INPUT:
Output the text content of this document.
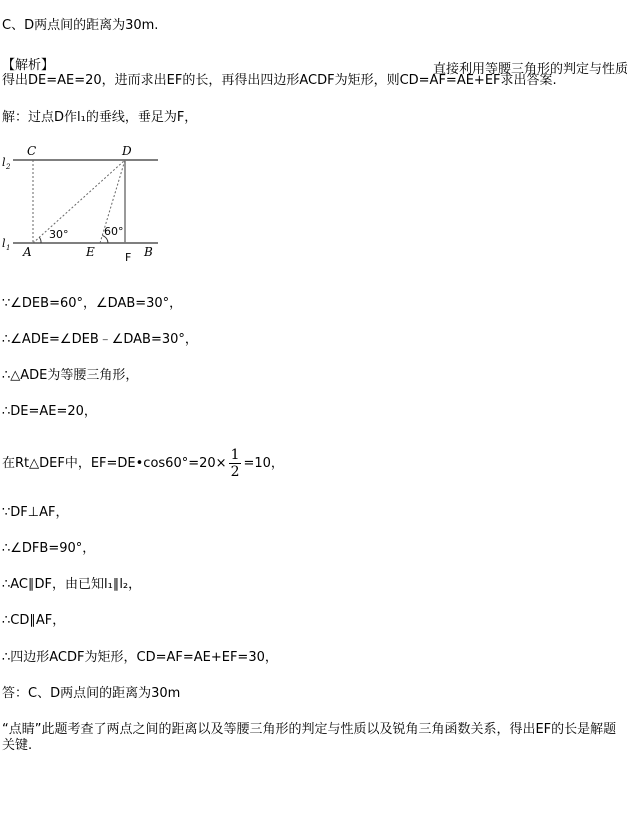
C、D两点间的距离为30m.
【解析】	直接利用等腰三角形的判定与性质
得出DE=AE=20，进而求出EF的长，再得出四边形ACDF为矩形，则CD=AF=AE+EF求出答案.
解：过点D作l₁的垂线，垂足为F，
C	D
l 2
l 1
30°	60°
A	E	B
F
∵∠DEB=60°，∠DAB=30°，
∴∠ADE=∠DEB﹣∠DAB=30°，
∴△ADE为等腰三角形，
∴DE=AE=20，
在Rt△DEF中，EF=DE•cos60°=20× $\frac{1}{2} =10$，
∵DF⊥AF，
∴∠DFB=90°，
∴AC∥DF，由已知l₁∥l₂，
∴CD∥AF，
∴四边形ACDF为矩形，CD=AF=AE+EF=30，
答：C、D两点间的距离为30m
“点睛”此题考查了两点之间的距离以及等腰三角形的判定与性质以及锐角三角函数关系，得出EF的长是解题关键.
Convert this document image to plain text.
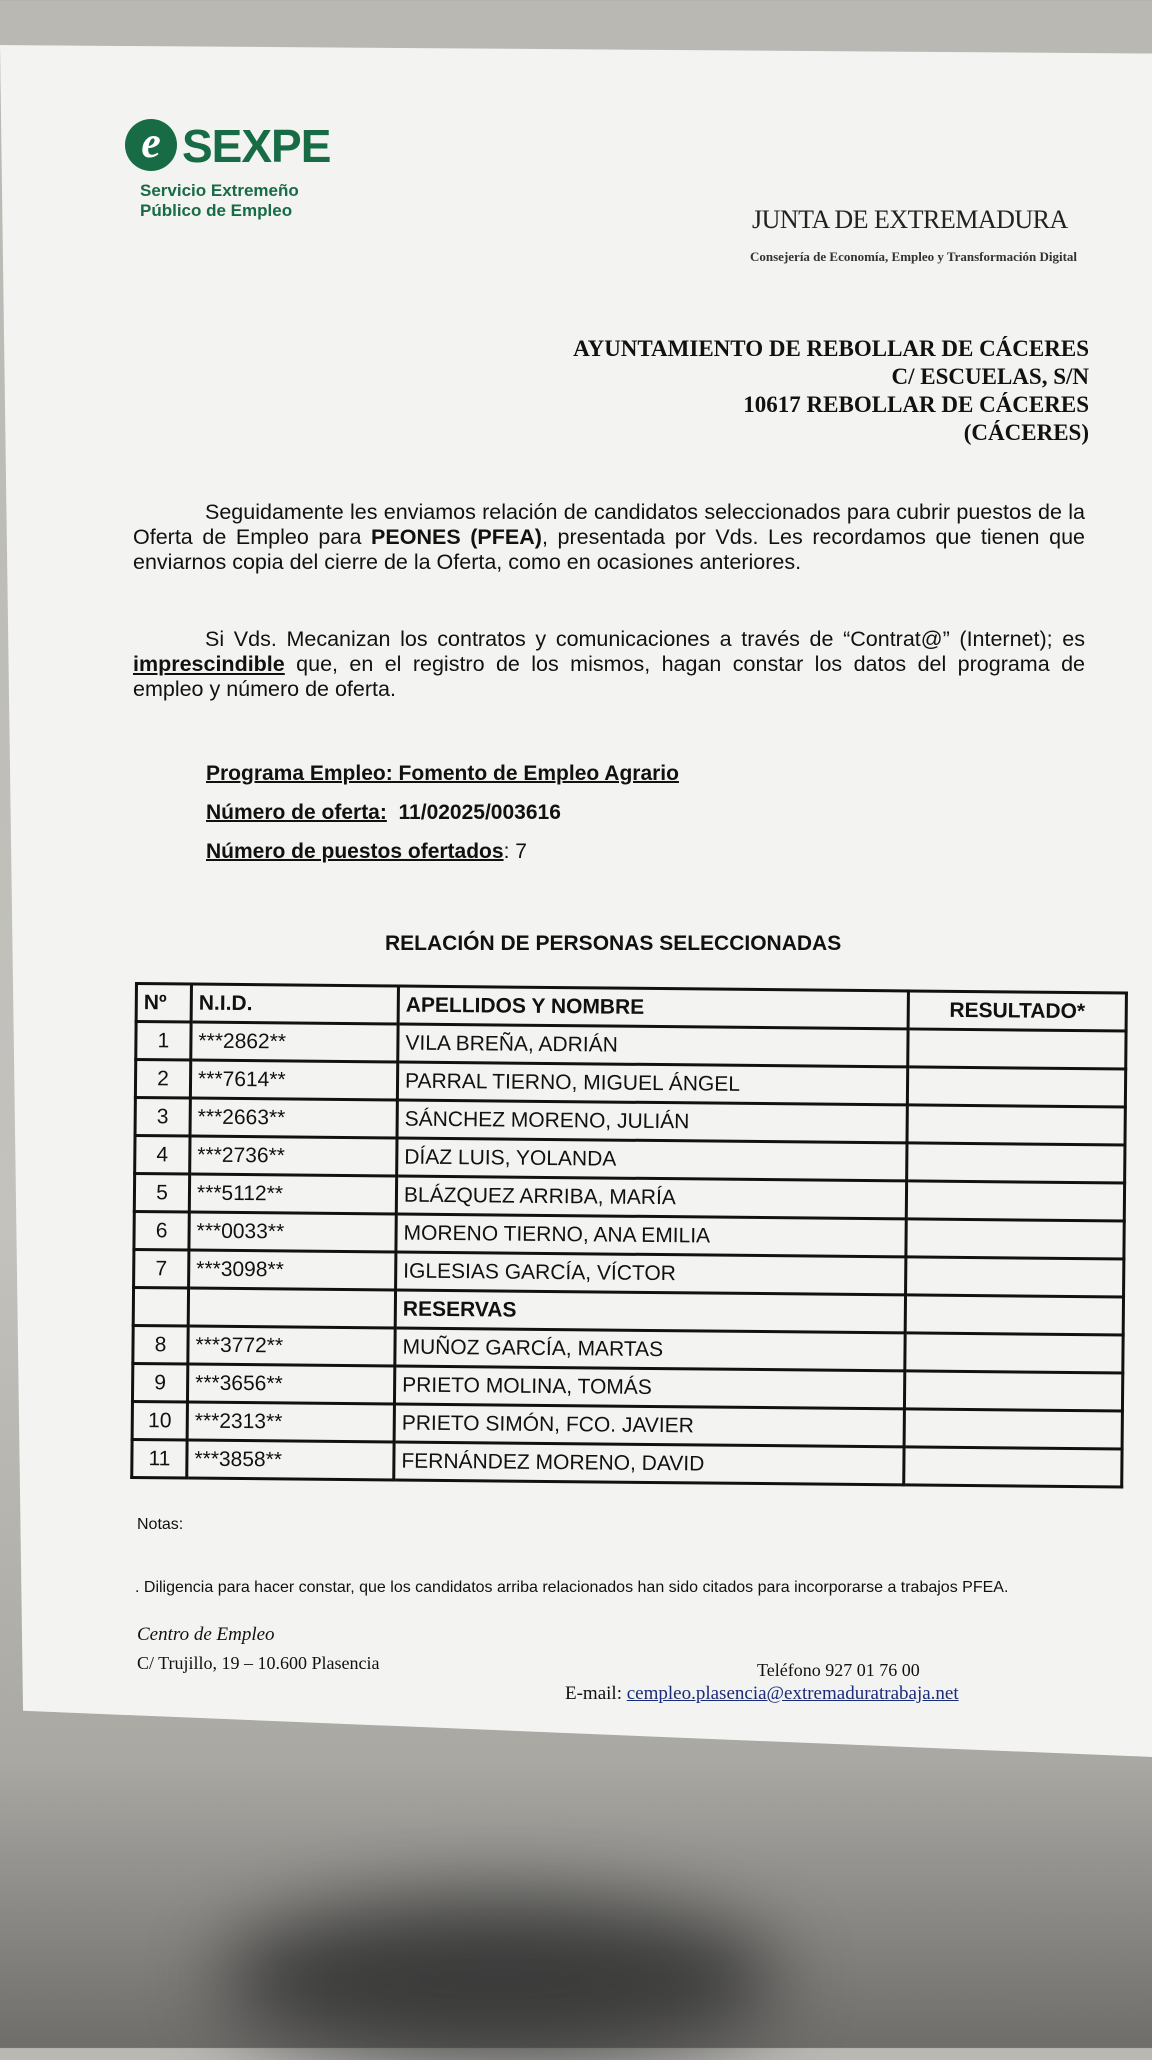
e SEXPE
Servicio Extremeño
Público de Empleo	JUNTA DE EXTREMADURA
Consejería de Economía, Empleo y Transformación Digital
AYUNTAMIENTO DE REBOLLAR DE CÁCERES
C/ ESCUELAS, S/N
10617 REBOLLAR DE CÁCERES
(CÁCERES)
Seguidamente les enviamos relación de candidatos seleccionados para cubrir puestos de la Oferta de Empleo para PEONES (PFEA), presentada por Vds. Les recordamos que tienen que enviarnos copia del cierre de la Oferta, como en ocasiones anteriores.
Si Vds. Mecanizan los contratos y comunicaciones a través de “Contrat@” (Internet); es imprescindible que, en el registro de los mismos, hagan constar los datos del programa de empleo y número de oferta.
Programa Empleo: Fomento de Empleo Agrario
Número de oferta: 11/02025/003616
Número de puestos ofertados: 7
RELACIÓN DE PERSONAS SELECCIONADAS
Nº	N.I.D.	APELLIDOS Y NOMBRE	RESULTADO*
1	***2862**	VILA BREÑA, ADRIÁN	
2	***7614**	PARRAL TIERNO, MIGUEL ÁNGEL	
3	***2663**	SÁNCHEZ MORENO, JULIÁN	
4	***2736**	DÍAZ LUIS, YOLANDA	
5	***5112**	BLÁZQUEZ ARRIBA, MARÍA	
6	***0033**	MORENO TIERNO, ANA EMILIA	
7	***3098**	IGLESIAS GARCÍA, VÍCTOR	
		RESERVAS	
8	***3772**	MUÑOZ GARCÍA, MARTAS	
9	***3656**	PRIETO MOLINA, TOMÁS	
10	***2313**	PRIETO SIMÓN, FCO. JAVIER	
11	***3858**	FERNÁNDEZ MORENO, DAVID	
Notas:
. Diligencia para hacer constar, que los candidatos arriba relacionados han sido citados para incorporarse a trabajos PFEA.
Centro de Empleo
C/ Trujillo, 19 – 10.600 Plasencia	Teléfono 927 01 76 00
E-mail: cempleo.plasencia@extremaduratrabaja.net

PROBLEM DETAILS: From the records above, pull out each line that has "para".

EXERCISE SOLUTION:
Seguidamente les enviamos relación de candidatos seleccionados para cubrir puestos de la Oferta de Empleo para PEONES (PFEA), presentada por Vds. Les recordamos que tienen que enviarnos copia del cierre de la Oferta, como en ocasiones anteriores.
. Diligencia para hacer constar, que los candidatos arriba relacionados han sido citados para incorporarse a trabajos PFEA.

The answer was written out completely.